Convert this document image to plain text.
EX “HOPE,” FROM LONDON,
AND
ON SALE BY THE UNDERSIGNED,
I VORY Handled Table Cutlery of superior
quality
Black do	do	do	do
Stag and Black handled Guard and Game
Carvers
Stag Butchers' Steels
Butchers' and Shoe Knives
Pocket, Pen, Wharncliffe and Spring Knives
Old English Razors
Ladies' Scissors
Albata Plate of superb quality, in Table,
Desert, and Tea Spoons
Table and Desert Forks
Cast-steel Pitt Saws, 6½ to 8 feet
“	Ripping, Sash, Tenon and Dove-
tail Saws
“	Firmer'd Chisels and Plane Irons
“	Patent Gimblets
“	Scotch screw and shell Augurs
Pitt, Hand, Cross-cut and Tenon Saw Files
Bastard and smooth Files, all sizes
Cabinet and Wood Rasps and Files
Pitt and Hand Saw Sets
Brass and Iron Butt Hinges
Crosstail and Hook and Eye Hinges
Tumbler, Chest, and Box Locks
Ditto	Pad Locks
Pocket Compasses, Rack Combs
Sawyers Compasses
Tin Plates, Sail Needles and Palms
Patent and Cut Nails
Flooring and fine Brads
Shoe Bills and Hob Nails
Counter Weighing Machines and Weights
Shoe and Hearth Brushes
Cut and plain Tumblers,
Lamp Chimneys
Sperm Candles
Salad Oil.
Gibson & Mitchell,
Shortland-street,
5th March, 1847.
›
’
-- -- --
The string "Butchers" may appear in lines of the listing above; tally those lines and give the number only.

• [OUTPUT]
2